**Listed entries:**
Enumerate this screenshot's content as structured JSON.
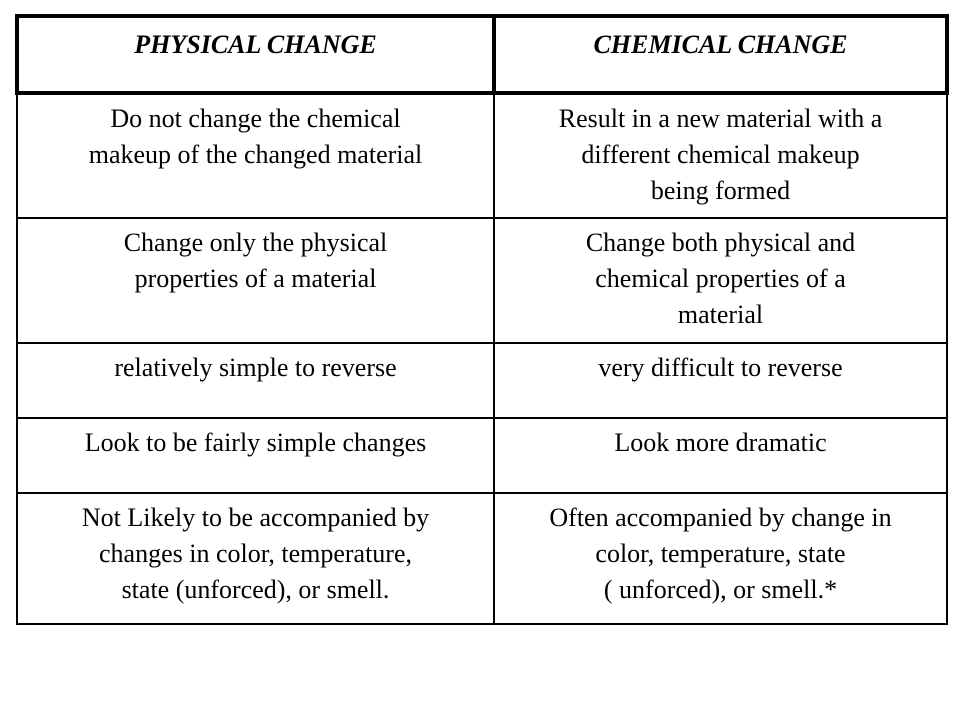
{
  "table": {
    "headers": [
      "PHYSICAL CHANGE",
      "CHEMICAL CHANGE"
    ],
    "rows": [
      [
        "Do not change the chemical\nmakeup of the changed material",
        "Result in a new material with a\ndifferent chemical makeup\nbeing formed"
      ],
      [
        "Change only the physical\nproperties of a material",
        "Change both physical and\nchemical properties of a\nmaterial"
      ],
      [
        "relatively simple to reverse",
        "very difficult to reverse"
      ],
      [
        "Look to be fairly simple changes",
        "Look more dramatic"
      ],
      [
        "Not Likely to be accompanied by\nchanges in color, temperature,\nstate (unforced), or smell.",
        "Often accompanied by change in\ncolor, temperature, state\n( unforced), or smell.*"
      ]
    ]
  }
}
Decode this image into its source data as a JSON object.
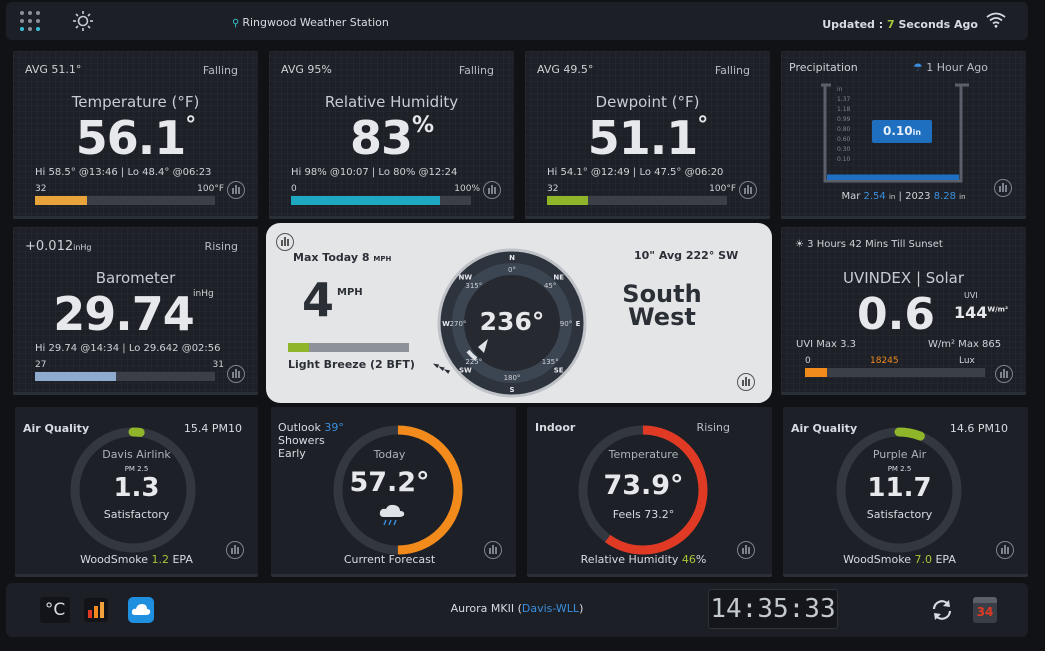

**Short problem:**
Your task is to retype all the entries exactly and leave out any pictures.

**Right answer:**
Enumerate this screenshot's content as structured JSON.
{
  "table": {
    "headers": [
      "PHYSICAL CHANGE",
      "CHEMICAL CHANGE"
    ],
    "rows": [
      [
        "Do not change the chemical\nmakeup of the changed material",
        "Result in a new material with a\ndifferent chemical makeup\nbeing formed"
      ],
      [
        "Change only the physical\nproperties of a material",
        "Change both physical and\nchemical properties of a\nmaterial"
      ],
      [
        "relatively simple to reverse",
        "very difficult to reverse"
      ],
      [
        "Look to be fairly simple changes",
        "Look more dramatic"
      ],
      [
        "Not Likely to be accompanied by\nchanges in color, temperature,\nstate (unforced), or smell.",
        "Often accompanied by change in\ncolor, temperature, state\n( unforced), or smell.*"
      ]
    ]
  }
}
Decode this image into its source data as a JSON object.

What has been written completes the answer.